• Instructions to follow: Write out the material again exactly, please, and omit the pictures.

• Stored data:
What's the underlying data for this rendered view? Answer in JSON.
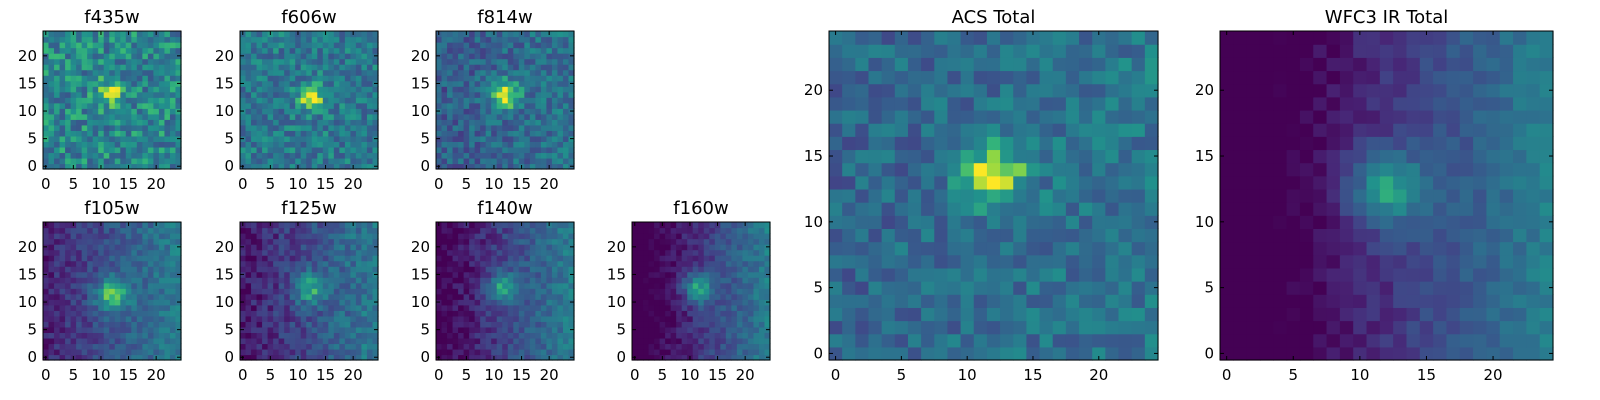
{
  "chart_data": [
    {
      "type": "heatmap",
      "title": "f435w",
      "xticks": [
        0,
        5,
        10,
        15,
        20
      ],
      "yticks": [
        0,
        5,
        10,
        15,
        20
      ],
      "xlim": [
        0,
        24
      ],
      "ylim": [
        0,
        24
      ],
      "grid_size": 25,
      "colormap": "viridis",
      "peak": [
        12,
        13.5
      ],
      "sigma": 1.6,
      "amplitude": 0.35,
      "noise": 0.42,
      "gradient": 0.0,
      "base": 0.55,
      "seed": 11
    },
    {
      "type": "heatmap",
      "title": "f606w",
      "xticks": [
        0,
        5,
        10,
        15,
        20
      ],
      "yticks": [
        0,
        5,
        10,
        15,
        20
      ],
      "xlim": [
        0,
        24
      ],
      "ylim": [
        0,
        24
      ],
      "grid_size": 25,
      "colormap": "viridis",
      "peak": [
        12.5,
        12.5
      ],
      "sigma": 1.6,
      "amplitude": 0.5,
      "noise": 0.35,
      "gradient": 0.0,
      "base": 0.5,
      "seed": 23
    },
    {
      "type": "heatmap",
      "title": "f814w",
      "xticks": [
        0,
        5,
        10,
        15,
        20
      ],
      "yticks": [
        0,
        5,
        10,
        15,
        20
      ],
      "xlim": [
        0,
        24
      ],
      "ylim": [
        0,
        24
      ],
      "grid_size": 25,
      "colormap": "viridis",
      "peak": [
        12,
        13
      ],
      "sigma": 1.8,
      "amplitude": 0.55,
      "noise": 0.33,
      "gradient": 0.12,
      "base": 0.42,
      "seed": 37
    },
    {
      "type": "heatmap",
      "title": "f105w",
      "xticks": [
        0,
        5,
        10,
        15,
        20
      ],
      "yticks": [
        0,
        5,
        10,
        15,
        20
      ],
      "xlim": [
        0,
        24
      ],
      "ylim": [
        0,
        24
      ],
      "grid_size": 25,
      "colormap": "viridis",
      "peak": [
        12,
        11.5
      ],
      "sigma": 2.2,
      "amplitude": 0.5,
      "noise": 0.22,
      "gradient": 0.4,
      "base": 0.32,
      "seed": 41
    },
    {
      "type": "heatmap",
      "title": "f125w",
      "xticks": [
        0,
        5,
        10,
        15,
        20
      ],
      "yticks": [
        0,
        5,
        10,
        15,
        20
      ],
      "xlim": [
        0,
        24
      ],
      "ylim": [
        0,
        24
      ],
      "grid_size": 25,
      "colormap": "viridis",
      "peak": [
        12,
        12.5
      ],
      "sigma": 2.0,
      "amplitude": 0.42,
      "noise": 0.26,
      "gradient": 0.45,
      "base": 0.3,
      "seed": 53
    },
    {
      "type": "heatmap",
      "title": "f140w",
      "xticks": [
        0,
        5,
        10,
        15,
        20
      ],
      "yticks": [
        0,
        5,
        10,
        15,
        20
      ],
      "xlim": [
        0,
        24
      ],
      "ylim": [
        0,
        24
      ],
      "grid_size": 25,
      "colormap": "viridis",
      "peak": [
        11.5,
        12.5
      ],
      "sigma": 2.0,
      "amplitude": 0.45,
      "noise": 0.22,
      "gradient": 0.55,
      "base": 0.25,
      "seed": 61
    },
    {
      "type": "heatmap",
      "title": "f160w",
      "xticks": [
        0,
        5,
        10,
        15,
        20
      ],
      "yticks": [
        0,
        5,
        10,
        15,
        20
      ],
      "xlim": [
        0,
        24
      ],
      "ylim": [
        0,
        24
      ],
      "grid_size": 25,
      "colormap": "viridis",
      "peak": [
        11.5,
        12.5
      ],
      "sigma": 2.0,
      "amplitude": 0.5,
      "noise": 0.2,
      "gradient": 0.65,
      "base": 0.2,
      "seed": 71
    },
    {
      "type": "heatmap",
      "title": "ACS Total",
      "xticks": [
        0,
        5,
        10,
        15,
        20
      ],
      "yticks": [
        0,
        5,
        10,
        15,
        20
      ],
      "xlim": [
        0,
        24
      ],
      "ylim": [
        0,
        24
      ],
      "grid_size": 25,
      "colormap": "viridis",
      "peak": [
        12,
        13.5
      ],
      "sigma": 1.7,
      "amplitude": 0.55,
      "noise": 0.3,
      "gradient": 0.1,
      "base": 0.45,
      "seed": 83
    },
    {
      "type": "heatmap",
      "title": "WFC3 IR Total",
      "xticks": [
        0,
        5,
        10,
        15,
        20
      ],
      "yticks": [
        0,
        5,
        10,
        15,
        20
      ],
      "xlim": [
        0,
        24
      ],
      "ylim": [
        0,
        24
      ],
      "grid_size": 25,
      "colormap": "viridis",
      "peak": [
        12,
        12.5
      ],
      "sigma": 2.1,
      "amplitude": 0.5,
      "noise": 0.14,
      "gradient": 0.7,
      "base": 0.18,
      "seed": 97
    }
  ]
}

• Result of this task:
What's the underlying data for this rendered view? Answer in JSON.
{
  "chart_data": [
    {
      "type": "heatmap",
      "title": "f435w",
      "xticks": [
        0,
        5,
        10,
        15,
        20
      ],
      "yticks": [
        0,
        5,
        10,
        15,
        20
      ],
      "xlim": [
        0,
        24
      ],
      "ylim": [
        0,
        24
      ],
      "grid_size": 25,
      "colormap": "viridis",
      "peak": [
        12,
        13.5
      ],
      "sigma": 1.6,
      "amplitude": 0.35,
      "noise": 0.42,
      "gradient": 0.0,
      "base": 0.55,
      "seed": 11
    },
    {
      "type": "heatmap",
      "title": "f606w",
      "xticks": [
        0,
        5,
        10,
        15,
        20
      ],
      "yticks": [
        0,
        5,
        10,
        15,
        20
      ],
      "xlim": [
        0,
        24
      ],
      "ylim": [
        0,
        24
      ],
      "grid_size": 25,
      "colormap": "viridis",
      "peak": [
        12.5,
        12.5
      ],
      "sigma": 1.6,
      "amplitude": 0.5,
      "noise": 0.35,
      "gradient": 0.0,
      "base": 0.5,
      "seed": 23
    },
    {
      "type": "heatmap",
      "title": "f814w",
      "xticks": [
        0,
        5,
        10,
        15,
        20
      ],
      "yticks": [
        0,
        5,
        10,
        15,
        20
      ],
      "xlim": [
        0,
        24
      ],
      "ylim": [
        0,
        24
      ],
      "grid_size": 25,
      "colormap": "viridis",
      "peak": [
        12,
        13
      ],
      "sigma": 1.8,
      "amplitude": 0.55,
      "noise": 0.33,
      "gradient": 0.12,
      "base": 0.42,
      "seed": 37
    },
    {
      "type": "heatmap",
      "title": "f105w",
      "xticks": [
        0,
        5,
        10,
        15,
        20
      ],
      "yticks": [
        0,
        5,
        10,
        15,
        20
      ],
      "xlim": [
        0,
        24
      ],
      "ylim": [
        0,
        24
      ],
      "grid_size": 25,
      "colormap": "viridis",
      "peak": [
        12,
        11.5
      ],
      "sigma": 2.2,
      "amplitude": 0.5,
      "noise": 0.22,
      "gradient": 0.4,
      "base": 0.32,
      "seed": 41
    },
    {
      "type": "heatmap",
      "title": "f125w",
      "xticks": [
        0,
        5,
        10,
        15,
        20
      ],
      "yticks": [
        0,
        5,
        10,
        15,
        20
      ],
      "xlim": [
        0,
        24
      ],
      "ylim": [
        0,
        24
      ],
      "grid_size": 25,
      "colormap": "viridis",
      "peak": [
        12,
        12.5
      ],
      "sigma": 2.0,
      "amplitude": 0.42,
      "noise": 0.26,
      "gradient": 0.45,
      "base": 0.3,
      "seed": 53
    },
    {
      "type": "heatmap",
      "title": "f140w",
      "xticks": [
        0,
        5,
        10,
        15,
        20
      ],
      "yticks": [
        0,
        5,
        10,
        15,
        20
      ],
      "xlim": [
        0,
        24
      ],
      "ylim": [
        0,
        24
      ],
      "grid_size": 25,
      "colormap": "viridis",
      "peak": [
        11.5,
        12.5
      ],
      "sigma": 2.0,
      "amplitude": 0.45,
      "noise": 0.22,
      "gradient": 0.55,
      "base": 0.25,
      "seed": 61
    },
    {
      "type": "heatmap",
      "title": "f160w",
      "xticks": [
        0,
        5,
        10,
        15,
        20
      ],
      "yticks": [
        0,
        5,
        10,
        15,
        20
      ],
      "xlim": [
        0,
        24
      ],
      "ylim": [
        0,
        24
      ],
      "grid_size": 25,
      "colormap": "viridis",
      "peak": [
        11.5,
        12.5
      ],
      "sigma": 2.0,
      "amplitude": 0.5,
      "noise": 0.2,
      "gradient": 0.65,
      "base": 0.2,
      "seed": 71
    },
    {
      "type": "heatmap",
      "title": "ACS Total",
      "xticks": [
        0,
        5,
        10,
        15,
        20
      ],
      "yticks": [
        0,
        5,
        10,
        15,
        20
      ],
      "xlim": [
        0,
        24
      ],
      "ylim": [
        0,
        24
      ],
      "grid_size": 25,
      "colormap": "viridis",
      "peak": [
        12,
        13.5
      ],
      "sigma": 1.7,
      "amplitude": 0.55,
      "noise": 0.3,
      "gradient": 0.1,
      "base": 0.45,
      "seed": 83
    },
    {
      "type": "heatmap",
      "title": "WFC3 IR Total",
      "xticks": [
        0,
        5,
        10,
        15,
        20
      ],
      "yticks": [
        0,
        5,
        10,
        15,
        20
      ],
      "xlim": [
        0,
        24
      ],
      "ylim": [
        0,
        24
      ],
      "grid_size": 25,
      "colormap": "viridis",
      "peak": [
        12,
        12.5
      ],
      "sigma": 2.1,
      "amplitude": 0.5,
      "noise": 0.14,
      "gradient": 0.7,
      "base": 0.18,
      "seed": 97
    }
  ]
}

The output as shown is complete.